Written instruction:
Pull out every line of the listing below where "Daily" appears.

Raw data:
----------
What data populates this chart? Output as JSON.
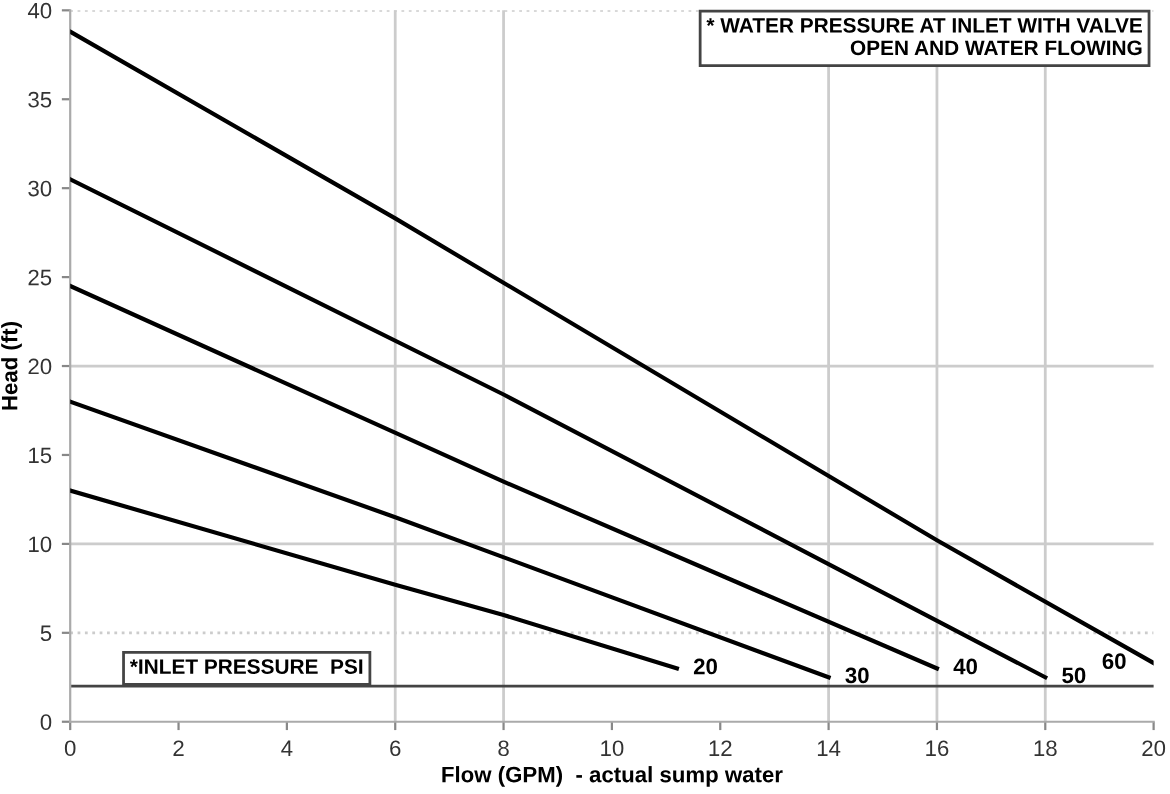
{
  "chart_data": {
    "type": "line",
    "xlabel": "Flow (GPM)  - actual sump water",
    "ylabel": "Head (ft)",
    "xlim": [
      0,
      20
    ],
    "ylim": [
      0,
      40
    ],
    "xticks": [
      0,
      2,
      4,
      6,
      8,
      10,
      12,
      14,
      16,
      18,
      20
    ],
    "yticks": [
      0,
      5,
      10,
      15,
      20,
      25,
      30,
      35,
      40
    ],
    "grid": false,
    "legend": false,
    "marker": "none",
    "line_style": "solid",
    "series": [
      {
        "name": "20",
        "color": "#000000",
        "x": [
          0,
          6,
          8,
          11.2
        ],
        "values": [
          13,
          7.7,
          6,
          3
        ]
      },
      {
        "name": "30",
        "color": "#000000",
        "x": [
          0,
          6,
          14
        ],
        "values": [
          18,
          11.5,
          2.5
        ]
      },
      {
        "name": "40",
        "color": "#000000",
        "x": [
          0,
          8,
          16
        ],
        "values": [
          24.5,
          13.5,
          3
        ]
      },
      {
        "name": "50",
        "color": "#000000",
        "x": [
          0,
          8,
          18
        ],
        "values": [
          30.5,
          18.4,
          2.5
        ]
      },
      {
        "name": "60",
        "color": "#000000",
        "x": [
          0,
          6,
          16,
          20
        ],
        "values": [
          38.8,
          28.3,
          10.2,
          3.3
        ]
      }
    ],
    "ref_lines": [
      {
        "axis": "x",
        "value": 6,
        "color": "#cccccc"
      },
      {
        "axis": "x",
        "value": 8,
        "color": "#cccccc"
      },
      {
        "axis": "x",
        "value": 14,
        "color": "#cccccc"
      },
      {
        "axis": "x",
        "value": 16,
        "color": "#cccccc"
      },
      {
        "axis": "x",
        "value": 18,
        "color": "#cccccc"
      },
      {
        "axis": "y",
        "value": 10,
        "color": "#cccccc"
      },
      {
        "axis": "y",
        "value": 20,
        "color": "#cccccc"
      },
      {
        "axis": "y",
        "value": 5,
        "color": "#cccccc",
        "line_style": "dotted"
      },
      {
        "axis": "y",
        "value": 40,
        "color": "#cccccc",
        "line_style": "dotted"
      },
      {
        "axis": "y",
        "value": 2,
        "color": "#444444"
      }
    ],
    "annotations": [
      "* WATER PRESSURE AT INLET WITH VALVE\nOPEN AND WATER FLOWING",
      "*INLET PRESSURE  PSI"
    ]
  }
}
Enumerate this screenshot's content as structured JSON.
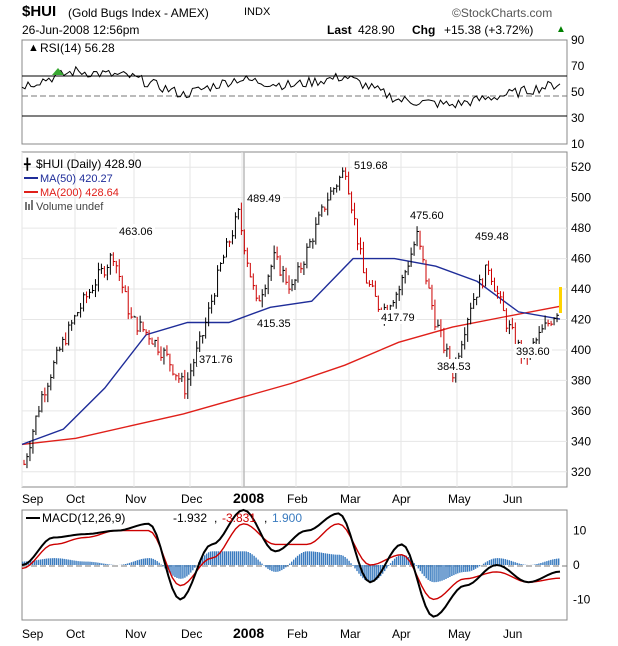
{
  "header": {
    "symbol": "$HUI",
    "name": "(Gold Bugs Index - AMEX)",
    "exchange": "INDX",
    "brand": "©StockCharts.com",
    "datetime": "26-Jun-2008 12:56pm",
    "last_label": "Last",
    "last_value": "428.90",
    "chg_label": "Chg",
    "chg_value": "+15.38 (+3.72%)",
    "chg_color": "#008000"
  },
  "chart_data": [
    {
      "type": "line",
      "title": "RSI(14) 56.28",
      "legend": [
        "RSI(14) 56.28"
      ],
      "ylim": [
        10,
        90
      ],
      "y_ticks": [
        "90",
        "70",
        "50",
        "30",
        "10"
      ],
      "overbought": 70,
      "oversold": 30,
      "series": [
        {
          "name": "RSI(14)",
          "color": "#000000",
          "x": [
            "Sep",
            "Oct",
            "Nov",
            "Dec",
            "2008",
            "Feb",
            "Mar",
            "Apr",
            "May",
            "Jun",
            "Jun-26"
          ],
          "values": [
            55,
            66,
            62,
            48,
            60,
            55,
            62,
            44,
            40,
            48,
            56.28
          ]
        }
      ]
    },
    {
      "type": "line",
      "title": "$HUI (Daily) 428.90",
      "legend": [
        "$HUI (Daily) 428.90",
        "MA(50) 420.27",
        "MA(200) 428.64",
        "Volume undef"
      ],
      "ylim": [
        310,
        530
      ],
      "y_ticks": [
        520,
        500,
        480,
        460,
        440,
        420,
        400,
        380,
        360,
        340,
        320
      ],
      "x_ticks": [
        "Sep",
        "Oct",
        "Nov",
        "Dec",
        "2008",
        "Feb",
        "Mar",
        "Apr",
        "May",
        "Jun"
      ],
      "annotations": [
        "463.06",
        "489.49",
        "415.35",
        "371.76",
        "519.68",
        "475.60",
        "417.79",
        "459.48",
        "384.53",
        "393.60"
      ],
      "colors": {
        "price": "#000000",
        "down": "#cc0000",
        "ma50": "#1f2d99",
        "ma200": "#e0201a",
        "last": "#ffd400"
      },
      "series": [
        {
          "name": "$HUI (Daily)",
          "x": [
            "Sep-01",
            "Sep-15",
            "Oct-01",
            "Oct-15",
            "Nov-01",
            "Nov-08",
            "Nov-20",
            "Dec-01",
            "Dec-15",
            "Dec-24",
            "Jan-01",
            "Jan-08",
            "Jan-15",
            "Jan-22",
            "Feb-01",
            "Feb-15",
            "Mar-01",
            "Mar-10",
            "Mar-17",
            "Mar-25",
            "Apr-01",
            "Apr-10",
            "Apr-20",
            "May-01",
            "May-05",
            "May-12",
            "May-20",
            "Jun-01",
            "Jun-10",
            "Jun-18",
            "Jun-26"
          ],
          "values": [
            325,
            370,
            400,
            425,
            445,
            463,
            420,
            410,
            395,
            375,
            410,
            455,
            489,
            430,
            460,
            440,
            470,
            500,
            519,
            450,
            425,
            440,
            475,
            420,
            385,
            430,
            455,
            418,
            394,
            412,
            428.9
          ]
        },
        {
          "name": "MA(50)",
          "x": [
            "Sep-01",
            "Oct-01",
            "Nov-01",
            "Nov-20",
            "Dec-15",
            "Jan-08",
            "Feb-01",
            "Mar-01",
            "Mar-20",
            "Apr-10",
            "May-01",
            "May-20",
            "Jun-10",
            "Jun-26"
          ],
          "values": [
            338,
            348,
            375,
            410,
            418,
            418,
            428,
            432,
            460,
            460,
            455,
            445,
            425,
            420.27
          ]
        },
        {
          "name": "MA(200)",
          "x": [
            "Sep-01",
            "Oct-01",
            "Nov-01",
            "Dec-01",
            "Jan-01",
            "Feb-01",
            "Mar-01",
            "Apr-01",
            "May-01",
            "Jun-01",
            "Jun-26"
          ],
          "values": [
            338,
            342,
            350,
            358,
            368,
            378,
            390,
            405,
            415,
            422,
            428.64
          ]
        }
      ]
    },
    {
      "type": "line",
      "title": "MACD(12,26,9) -1.932, -3.831, 1.900",
      "legend": [
        "MACD(12,26,9)",
        "-1.932",
        "-3.831",
        "1.900"
      ],
      "legend_colors": [
        "#000000",
        "#000000",
        "#cc0000",
        "#3a7bbf"
      ],
      "ylim": [
        -16,
        16
      ],
      "y_ticks": [
        "10",
        "0",
        "-10"
      ],
      "x_ticks": [
        "Sep",
        "Oct",
        "Nov",
        "Dec",
        "2008",
        "Feb",
        "Mar",
        "Apr",
        "May",
        "Jun"
      ],
      "series": [
        {
          "name": "MACD",
          "color": "#000000",
          "values": [
            0,
            8,
            9,
            10,
            12,
            -10,
            6,
            16,
            4,
            10,
            15,
            -5,
            6,
            -15,
            -6,
            0,
            -5,
            -1.932
          ]
        },
        {
          "name": "Signal",
          "color": "#cc0000",
          "values": [
            -1,
            6,
            8,
            10,
            10,
            -6,
            2,
            12,
            6,
            6,
            12,
            0,
            3,
            -10,
            -4,
            -2,
            -5,
            -3.831
          ]
        },
        {
          "name": "Histogram",
          "color": "#3a7bbf",
          "values": [
            1,
            2,
            1,
            0,
            2,
            -4,
            4,
            4,
            -2,
            4,
            3,
            -5,
            3,
            -5,
            -2,
            2,
            0,
            1.9
          ]
        }
      ]
    }
  ]
}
----------
Task solution:
      "title": "$HUI (Daily) 428.90",
        "$HUI (Daily) 428.90",
          "name": "$HUI (Daily)",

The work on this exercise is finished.